GIVEN TASK:
Below you will find a set of lines. Repeat them all exactly.
-----
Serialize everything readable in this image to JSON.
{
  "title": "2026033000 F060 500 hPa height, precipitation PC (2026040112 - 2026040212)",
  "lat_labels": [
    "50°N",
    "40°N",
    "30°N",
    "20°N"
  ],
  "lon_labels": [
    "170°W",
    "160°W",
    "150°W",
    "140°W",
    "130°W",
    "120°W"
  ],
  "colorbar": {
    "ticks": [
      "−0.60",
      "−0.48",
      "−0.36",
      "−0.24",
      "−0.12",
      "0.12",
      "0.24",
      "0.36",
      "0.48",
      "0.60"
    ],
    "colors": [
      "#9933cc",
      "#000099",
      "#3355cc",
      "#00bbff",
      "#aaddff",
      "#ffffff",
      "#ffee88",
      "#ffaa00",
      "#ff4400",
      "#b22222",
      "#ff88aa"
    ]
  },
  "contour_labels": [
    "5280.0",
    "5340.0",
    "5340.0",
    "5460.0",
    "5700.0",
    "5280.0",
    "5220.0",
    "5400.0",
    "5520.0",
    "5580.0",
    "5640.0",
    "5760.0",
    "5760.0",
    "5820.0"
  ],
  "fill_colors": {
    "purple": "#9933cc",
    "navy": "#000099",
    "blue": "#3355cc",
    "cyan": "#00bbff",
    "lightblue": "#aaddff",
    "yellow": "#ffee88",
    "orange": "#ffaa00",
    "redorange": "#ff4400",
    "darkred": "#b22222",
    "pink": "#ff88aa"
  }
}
-----
EXERCISE SOLUTION:
Serialize everything readable in this image to JSON.
{
  "title": "2026033000 F060 500 hPa height, precipitation PC (2026040112 - 2026040212)",
  "lat_labels": [
    "50°N",
    "40°N",
    "30°N",
    "20°N"
  ],
  "lon_labels": [
    "170°W",
    "160°W",
    "150°W",
    "140°W",
    "130°W",
    "120°W"
  ],
  "colorbar": {
    "ticks": [
      "−0.60",
      "−0.48",
      "−0.36",
      "−0.24",
      "−0.12",
      "0.12",
      "0.24",
      "0.36",
      "0.48",
      "0.60"
    ],
    "colors": [
      "#9933cc",
      "#000099",
      "#3355cc",
      "#00bbff",
      "#aaddff",
      "#ffffff",
      "#ffee88",
      "#ffaa00",
      "#ff4400",
      "#b22222",
      "#ff88aa"
    ]
  },
  "contour_labels": [
    "5280.0",
    "5340.0",
    "5340.0",
    "5460.0",
    "5700.0",
    "5280.0",
    "5220.0",
    "5400.0",
    "5520.0",
    "5580.0",
    "5640.0",
    "5760.0",
    "5760.0",
    "5820.0"
  ],
  "fill_colors": {
    "purple": "#9933cc",
    "navy": "#000099",
    "blue": "#3355cc",
    "cyan": "#00bbff",
    "lightblue": "#aaddff",
    "yellow": "#ffee88",
    "orange": "#ffaa00",
    "redorange": "#ff4400",
    "darkred": "#b22222",
    "pink": "#ff88aa"
  }
}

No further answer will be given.